**YOUR GOAL**
Copy all of the records below word for word, leaving out the pictures.

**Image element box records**
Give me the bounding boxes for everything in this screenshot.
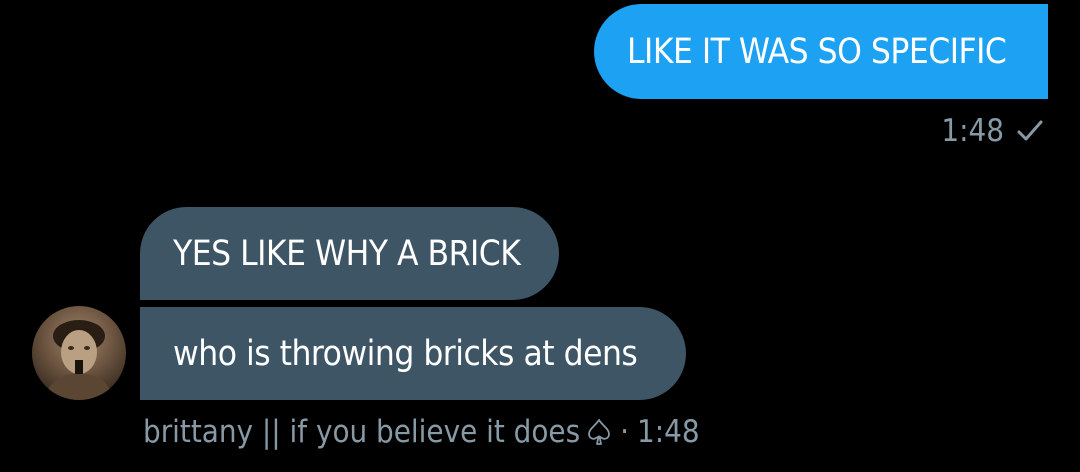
incoming-message-bubble[interactable]: YES LIKE WHY A BRICK — [140, 207, 559, 300]
check-icon — [1016, 118, 1044, 144]
incoming-message-text: who is throwing bricks at dens — [173, 333, 638, 374]
sender-name[interactable]: brittany || if you believe it does — [143, 414, 580, 450]
outgoing-message-meta: 1:48 — [941, 113, 1044, 149]
incoming-message-bubble[interactable]: who is throwing bricks at dens — [140, 307, 686, 400]
incoming-message-meta: brittany || if you believe it does · 1:4… — [143, 414, 700, 450]
incoming-message-time: 1:48 — [636, 414, 700, 450]
outgoing-message-bubble[interactable]: LIKE IT WAS SO SPECIFIC — [594, 4, 1048, 99]
meta-separator: · — [620, 414, 629, 450]
avatar[interactable] — [32, 306, 126, 400]
incoming-message-text: YES LIKE WHY A BRICK — [173, 233, 521, 274]
outgoing-message-time: 1:48 — [941, 113, 1004, 149]
spade-icon — [586, 417, 612, 447]
chat-thread: LIKE IT WAS SO SPECIFIC 1:48 YES LIKE WH… — [0, 0, 1080, 472]
outgoing-message-text: LIKE IT WAS SO SPECIFIC — [627, 31, 1007, 72]
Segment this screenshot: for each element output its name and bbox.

**OUTPUT FOR THIS TASK**
Give me the bounding boxes for everything in this screenshot.
incoming-message-bubble[interactable]: YES LIKE WHY A BRICK — [140, 207, 559, 300]
check-icon — [1016, 118, 1044, 144]
incoming-message-text: who is throwing bricks at dens — [173, 333, 638, 374]
sender-name[interactable]: brittany || if you believe it does — [143, 414, 580, 450]
outgoing-message-meta: 1:48 — [941, 113, 1044, 149]
incoming-message-bubble[interactable]: who is throwing bricks at dens — [140, 307, 686, 400]
incoming-message-meta: brittany || if you believe it does · 1:4… — [143, 414, 700, 450]
incoming-message-time: 1:48 — [636, 414, 700, 450]
outgoing-message-bubble[interactable]: LIKE IT WAS SO SPECIFIC — [594, 4, 1048, 99]
meta-separator: · — [620, 414, 629, 450]
avatar[interactable] — [32, 306, 126, 400]
incoming-message-text: YES LIKE WHY A BRICK — [173, 233, 521, 274]
outgoing-message-time: 1:48 — [941, 113, 1004, 149]
spade-icon — [586, 417, 612, 447]
chat-thread: LIKE IT WAS SO SPECIFIC 1:48 YES LIKE WH… — [0, 0, 1080, 472]
outgoing-message-text: LIKE IT WAS SO SPECIFIC — [627, 31, 1007, 72]
Segment this screenshot: for each element output its name and bbox.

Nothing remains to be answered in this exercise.